What the task asks ▸ Output every record below exactly as it appears.

Dataset extract ▸
============================================================
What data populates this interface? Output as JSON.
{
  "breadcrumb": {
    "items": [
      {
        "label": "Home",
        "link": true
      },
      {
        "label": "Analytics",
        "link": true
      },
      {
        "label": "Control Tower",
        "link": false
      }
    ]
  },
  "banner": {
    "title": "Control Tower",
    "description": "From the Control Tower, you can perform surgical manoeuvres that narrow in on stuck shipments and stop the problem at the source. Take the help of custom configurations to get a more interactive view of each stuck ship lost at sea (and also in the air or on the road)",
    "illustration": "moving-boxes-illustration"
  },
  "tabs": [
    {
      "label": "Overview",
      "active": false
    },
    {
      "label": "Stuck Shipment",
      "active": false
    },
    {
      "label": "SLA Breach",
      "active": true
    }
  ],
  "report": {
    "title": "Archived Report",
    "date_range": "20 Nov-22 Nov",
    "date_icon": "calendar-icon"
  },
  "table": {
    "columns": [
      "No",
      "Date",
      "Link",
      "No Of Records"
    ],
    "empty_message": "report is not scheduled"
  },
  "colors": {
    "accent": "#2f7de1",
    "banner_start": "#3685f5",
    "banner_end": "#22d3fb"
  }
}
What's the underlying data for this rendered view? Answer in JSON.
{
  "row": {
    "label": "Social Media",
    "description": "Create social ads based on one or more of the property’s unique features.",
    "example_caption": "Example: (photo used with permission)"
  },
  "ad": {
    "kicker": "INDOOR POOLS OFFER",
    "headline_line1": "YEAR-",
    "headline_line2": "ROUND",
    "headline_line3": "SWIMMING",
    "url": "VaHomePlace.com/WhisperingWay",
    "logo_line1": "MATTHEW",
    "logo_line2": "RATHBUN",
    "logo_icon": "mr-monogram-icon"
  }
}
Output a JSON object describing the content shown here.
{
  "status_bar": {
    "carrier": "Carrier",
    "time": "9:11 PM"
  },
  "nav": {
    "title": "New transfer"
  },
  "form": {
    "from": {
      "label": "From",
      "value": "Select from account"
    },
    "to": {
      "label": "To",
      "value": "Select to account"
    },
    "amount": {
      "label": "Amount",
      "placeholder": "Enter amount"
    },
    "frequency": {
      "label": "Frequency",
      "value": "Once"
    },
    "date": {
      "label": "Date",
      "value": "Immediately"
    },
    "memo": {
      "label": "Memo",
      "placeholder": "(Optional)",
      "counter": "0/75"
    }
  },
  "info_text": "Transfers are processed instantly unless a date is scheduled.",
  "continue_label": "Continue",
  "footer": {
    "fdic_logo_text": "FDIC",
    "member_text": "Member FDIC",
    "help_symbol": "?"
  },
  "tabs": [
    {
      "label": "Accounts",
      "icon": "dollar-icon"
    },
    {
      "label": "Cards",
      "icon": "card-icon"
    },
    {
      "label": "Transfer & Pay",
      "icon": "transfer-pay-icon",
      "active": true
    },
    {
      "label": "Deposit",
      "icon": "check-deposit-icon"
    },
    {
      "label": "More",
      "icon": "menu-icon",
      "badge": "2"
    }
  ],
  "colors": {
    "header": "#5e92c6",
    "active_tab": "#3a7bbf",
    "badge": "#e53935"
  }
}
============================================================
Result ▸
What data populates this interface? Output as JSON.
{
  "breadcrumb": {
    "items": [
      {
        "label": "Home",
        "link": true
      },
      {
        "label": "Analytics",
        "link": true
      },
      {
        "label": "Control Tower",
        "link": false
      }
    ]
  },
  "banner": {
    "title": "Control Tower",
    "description": "From the Control Tower, you can perform surgical manoeuvres that narrow in on stuck shipments and stop the problem at the source. Take the help of custom configurations to get a more interactive view of each stuck ship lost at sea (and also in the air or on the road)",
    "illustration": "moving-boxes-illustration"
  },
  "tabs": [
    {
      "label": "Overview",
      "active": false
    },
    {
      "label": "Stuck Shipment",
      "active": false
    },
    {
      "label": "SLA Breach",
      "active": true
    }
  ],
  "report": {
    "title": "Archived Report",
    "date_range": "20 Nov-22 Nov",
    "date_icon": "calendar-icon"
  },
  "table": {
    "columns": [
      "No",
      "Date",
      "Link",
      "No Of Records"
    ],
    "empty_message": "report is not scheduled"
  },
  "colors": {
    "accent": "#2f7de1",
    "banner_start": "#3685f5",
    "banner_end": "#22d3fb"
  }
}
What's the underlying data for this rendered view? Answer in JSON.
{
  "row": {
    "label": "Social Media",
    "description": "Create social ads based on one or more of the property’s unique features.",
    "example_caption": "Example: (photo used with permission)"
  },
  "ad": {
    "kicker": "INDOOR POOLS OFFER",
    "headline_line1": "YEAR-",
    "headline_line2": "ROUND",
    "headline_line3": "SWIMMING",
    "url": "VaHomePlace.com/WhisperingWay",
    "logo_line1": "MATTHEW",
    "logo_line2": "RATHBUN",
    "logo_icon": "mr-monogram-icon"
  }
}
Output a JSON object describing the content shown here.
{
  "status_bar": {
    "carrier": "Carrier",
    "time": "9:11 PM"
  },
  "nav": {
    "title": "New transfer"
  },
  "form": {
    "from": {
      "label": "From",
      "value": "Select from account"
    },
    "to": {
      "label": "To",
      "value": "Select to account"
    },
    "amount": {
      "label": "Amount",
      "placeholder": "Enter amount"
    },
    "frequency": {
      "label": "Frequency",
      "value": "Once"
    },
    "date": {
      "label": "Date",
      "value": "Immediately"
    },
    "memo": {
      "label": "Memo",
      "placeholder": "(Optional)",
      "counter": "0/75"
    }
  },
  "info_text": "Transfers are processed instantly unless a date is scheduled.",
  "continue_label": "Continue",
  "footer": {
    "fdic_logo_text": "FDIC",
    "member_text": "Member FDIC",
    "help_symbol": "?"
  },
  "tabs": [
    {
      "label": "Accounts",
      "icon": "dollar-icon"
    },
    {
      "label": "Cards",
      "icon": "card-icon"
    },
    {
      "label": "Transfer & Pay",
      "icon": "transfer-pay-icon",
      "active": true
    },
    {
      "label": "Deposit",
      "icon": "check-deposit-icon"
    },
    {
      "label": "More",
      "icon": "menu-icon",
      "badge": "2"
    }
  ],
  "colors": {
    "header": "#5e92c6",
    "active_tab": "#3a7bbf",
    "badge": "#e53935"
  }
}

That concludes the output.